## Given data:
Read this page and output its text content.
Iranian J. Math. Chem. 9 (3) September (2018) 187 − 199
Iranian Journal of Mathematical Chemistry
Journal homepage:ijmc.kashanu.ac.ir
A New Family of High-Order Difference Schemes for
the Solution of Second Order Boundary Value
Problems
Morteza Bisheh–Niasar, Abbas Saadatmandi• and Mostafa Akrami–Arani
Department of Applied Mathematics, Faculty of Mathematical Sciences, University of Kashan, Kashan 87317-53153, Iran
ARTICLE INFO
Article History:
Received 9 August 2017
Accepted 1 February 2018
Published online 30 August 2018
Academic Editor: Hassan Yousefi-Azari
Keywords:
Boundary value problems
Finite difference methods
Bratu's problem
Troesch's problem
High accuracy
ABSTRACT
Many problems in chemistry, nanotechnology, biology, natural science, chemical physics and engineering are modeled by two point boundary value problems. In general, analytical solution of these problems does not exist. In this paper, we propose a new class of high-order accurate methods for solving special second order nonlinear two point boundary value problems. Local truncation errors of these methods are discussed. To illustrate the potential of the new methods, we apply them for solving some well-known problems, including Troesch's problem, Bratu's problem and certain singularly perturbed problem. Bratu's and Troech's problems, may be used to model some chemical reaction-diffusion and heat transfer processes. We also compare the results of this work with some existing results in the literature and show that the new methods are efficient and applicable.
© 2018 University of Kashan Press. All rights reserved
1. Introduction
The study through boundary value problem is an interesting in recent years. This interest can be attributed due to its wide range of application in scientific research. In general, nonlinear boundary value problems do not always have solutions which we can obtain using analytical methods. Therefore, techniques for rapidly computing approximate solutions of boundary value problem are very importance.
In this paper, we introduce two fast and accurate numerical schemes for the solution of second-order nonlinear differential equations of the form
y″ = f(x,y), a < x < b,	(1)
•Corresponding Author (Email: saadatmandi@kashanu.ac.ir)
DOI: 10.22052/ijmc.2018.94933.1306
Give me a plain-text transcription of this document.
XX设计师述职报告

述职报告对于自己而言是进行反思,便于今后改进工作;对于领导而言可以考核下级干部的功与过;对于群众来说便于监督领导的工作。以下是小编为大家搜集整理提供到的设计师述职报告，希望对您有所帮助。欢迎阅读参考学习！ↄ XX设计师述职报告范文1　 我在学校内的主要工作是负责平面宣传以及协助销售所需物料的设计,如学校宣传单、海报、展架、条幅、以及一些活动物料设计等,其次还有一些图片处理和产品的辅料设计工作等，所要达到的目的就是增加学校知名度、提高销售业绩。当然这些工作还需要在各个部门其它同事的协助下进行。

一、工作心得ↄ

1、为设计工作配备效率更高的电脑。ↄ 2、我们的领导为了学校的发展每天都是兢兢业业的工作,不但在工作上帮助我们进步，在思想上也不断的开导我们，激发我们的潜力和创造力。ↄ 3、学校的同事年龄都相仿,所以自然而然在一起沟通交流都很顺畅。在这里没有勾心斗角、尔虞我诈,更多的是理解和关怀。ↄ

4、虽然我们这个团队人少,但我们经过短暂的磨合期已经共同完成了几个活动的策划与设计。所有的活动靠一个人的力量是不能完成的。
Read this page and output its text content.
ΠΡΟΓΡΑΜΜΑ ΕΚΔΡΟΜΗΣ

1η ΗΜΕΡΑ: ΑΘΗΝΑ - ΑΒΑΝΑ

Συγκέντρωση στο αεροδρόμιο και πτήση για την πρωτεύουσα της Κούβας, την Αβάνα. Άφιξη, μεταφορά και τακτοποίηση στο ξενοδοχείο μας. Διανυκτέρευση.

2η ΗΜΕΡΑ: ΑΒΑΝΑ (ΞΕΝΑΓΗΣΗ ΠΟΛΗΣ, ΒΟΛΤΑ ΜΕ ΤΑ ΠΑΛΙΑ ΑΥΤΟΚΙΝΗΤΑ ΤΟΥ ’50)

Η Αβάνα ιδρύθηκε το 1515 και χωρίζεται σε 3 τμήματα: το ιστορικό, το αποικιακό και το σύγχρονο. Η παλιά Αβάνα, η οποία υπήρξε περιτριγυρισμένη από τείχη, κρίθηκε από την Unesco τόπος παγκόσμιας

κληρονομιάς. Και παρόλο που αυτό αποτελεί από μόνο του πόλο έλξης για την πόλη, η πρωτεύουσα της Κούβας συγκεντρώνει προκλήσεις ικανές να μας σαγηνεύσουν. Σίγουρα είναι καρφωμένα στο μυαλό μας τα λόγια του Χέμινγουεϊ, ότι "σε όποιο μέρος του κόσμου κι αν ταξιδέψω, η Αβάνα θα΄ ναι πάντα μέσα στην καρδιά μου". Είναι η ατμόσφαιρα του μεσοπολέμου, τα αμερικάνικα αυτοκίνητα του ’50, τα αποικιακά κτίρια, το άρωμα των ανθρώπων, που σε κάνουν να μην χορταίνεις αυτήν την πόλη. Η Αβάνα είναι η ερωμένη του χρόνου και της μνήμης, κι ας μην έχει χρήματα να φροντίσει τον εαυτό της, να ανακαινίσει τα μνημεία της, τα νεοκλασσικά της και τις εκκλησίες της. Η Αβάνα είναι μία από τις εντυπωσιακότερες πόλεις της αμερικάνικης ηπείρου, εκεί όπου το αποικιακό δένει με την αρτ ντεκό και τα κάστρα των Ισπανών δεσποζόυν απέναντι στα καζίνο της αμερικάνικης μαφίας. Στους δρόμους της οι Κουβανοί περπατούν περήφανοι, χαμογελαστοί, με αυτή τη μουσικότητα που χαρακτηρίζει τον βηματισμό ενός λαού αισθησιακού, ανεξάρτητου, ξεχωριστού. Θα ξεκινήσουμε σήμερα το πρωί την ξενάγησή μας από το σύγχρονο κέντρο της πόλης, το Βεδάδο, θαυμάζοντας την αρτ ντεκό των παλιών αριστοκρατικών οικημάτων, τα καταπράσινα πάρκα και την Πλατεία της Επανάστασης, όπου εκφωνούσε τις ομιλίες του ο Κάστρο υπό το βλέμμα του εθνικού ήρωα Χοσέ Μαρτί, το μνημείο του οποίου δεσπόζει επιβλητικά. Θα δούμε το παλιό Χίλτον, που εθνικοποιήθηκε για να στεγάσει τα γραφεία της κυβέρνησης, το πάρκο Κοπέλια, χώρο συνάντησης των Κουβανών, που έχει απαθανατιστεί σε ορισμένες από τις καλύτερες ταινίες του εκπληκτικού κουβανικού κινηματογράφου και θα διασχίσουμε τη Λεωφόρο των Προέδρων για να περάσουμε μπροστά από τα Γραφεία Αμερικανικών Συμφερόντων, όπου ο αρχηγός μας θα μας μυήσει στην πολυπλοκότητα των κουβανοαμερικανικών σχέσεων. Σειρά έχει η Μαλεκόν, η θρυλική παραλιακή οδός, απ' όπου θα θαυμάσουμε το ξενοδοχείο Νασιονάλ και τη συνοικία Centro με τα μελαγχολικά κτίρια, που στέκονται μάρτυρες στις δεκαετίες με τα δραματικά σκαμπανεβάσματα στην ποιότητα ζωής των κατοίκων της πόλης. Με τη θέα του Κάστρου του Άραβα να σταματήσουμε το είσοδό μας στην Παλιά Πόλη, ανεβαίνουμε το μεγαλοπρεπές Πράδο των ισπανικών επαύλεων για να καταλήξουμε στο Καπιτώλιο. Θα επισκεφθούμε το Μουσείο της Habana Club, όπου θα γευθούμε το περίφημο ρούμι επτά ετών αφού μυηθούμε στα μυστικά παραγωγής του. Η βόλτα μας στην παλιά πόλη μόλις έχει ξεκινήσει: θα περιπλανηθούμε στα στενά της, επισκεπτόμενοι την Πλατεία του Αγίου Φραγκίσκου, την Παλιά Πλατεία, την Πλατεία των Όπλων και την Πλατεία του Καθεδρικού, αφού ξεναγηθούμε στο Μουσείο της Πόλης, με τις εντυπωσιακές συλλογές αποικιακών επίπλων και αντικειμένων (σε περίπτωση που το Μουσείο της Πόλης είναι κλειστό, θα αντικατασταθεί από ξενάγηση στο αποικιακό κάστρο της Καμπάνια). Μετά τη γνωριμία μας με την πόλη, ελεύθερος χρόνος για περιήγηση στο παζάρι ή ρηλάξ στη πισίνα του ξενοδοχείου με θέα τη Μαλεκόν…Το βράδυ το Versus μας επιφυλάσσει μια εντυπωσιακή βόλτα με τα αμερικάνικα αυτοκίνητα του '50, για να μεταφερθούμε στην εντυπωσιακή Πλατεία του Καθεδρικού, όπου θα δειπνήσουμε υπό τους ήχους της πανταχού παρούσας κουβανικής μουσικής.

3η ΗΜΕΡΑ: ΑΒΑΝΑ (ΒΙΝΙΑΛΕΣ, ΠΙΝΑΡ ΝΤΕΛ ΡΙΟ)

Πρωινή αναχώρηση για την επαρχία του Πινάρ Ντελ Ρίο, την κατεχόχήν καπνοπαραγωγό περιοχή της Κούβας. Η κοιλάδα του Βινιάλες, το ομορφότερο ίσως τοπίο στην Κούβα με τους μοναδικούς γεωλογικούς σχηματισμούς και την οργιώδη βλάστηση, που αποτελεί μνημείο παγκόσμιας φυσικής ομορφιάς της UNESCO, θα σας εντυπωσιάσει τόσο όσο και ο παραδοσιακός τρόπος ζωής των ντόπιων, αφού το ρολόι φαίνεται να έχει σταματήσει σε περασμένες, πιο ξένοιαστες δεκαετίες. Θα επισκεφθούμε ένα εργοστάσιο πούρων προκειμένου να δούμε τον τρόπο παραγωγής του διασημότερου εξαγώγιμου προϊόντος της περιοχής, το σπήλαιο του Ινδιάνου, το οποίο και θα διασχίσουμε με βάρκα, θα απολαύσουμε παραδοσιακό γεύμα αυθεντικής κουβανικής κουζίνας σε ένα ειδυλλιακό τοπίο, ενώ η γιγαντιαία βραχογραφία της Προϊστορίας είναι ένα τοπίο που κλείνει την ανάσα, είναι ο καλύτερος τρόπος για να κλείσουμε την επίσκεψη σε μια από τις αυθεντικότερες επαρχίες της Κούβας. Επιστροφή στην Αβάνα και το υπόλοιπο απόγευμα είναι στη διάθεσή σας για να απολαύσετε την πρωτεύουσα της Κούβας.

## Written exercise:
From the records above, pick out and copy each line holding the word "ijmc".

## Reply to the exercise:
Journal homepage:ijmc.kashanu.ac.ir
DOI: 10.22052/ijmc.2018.94933.1306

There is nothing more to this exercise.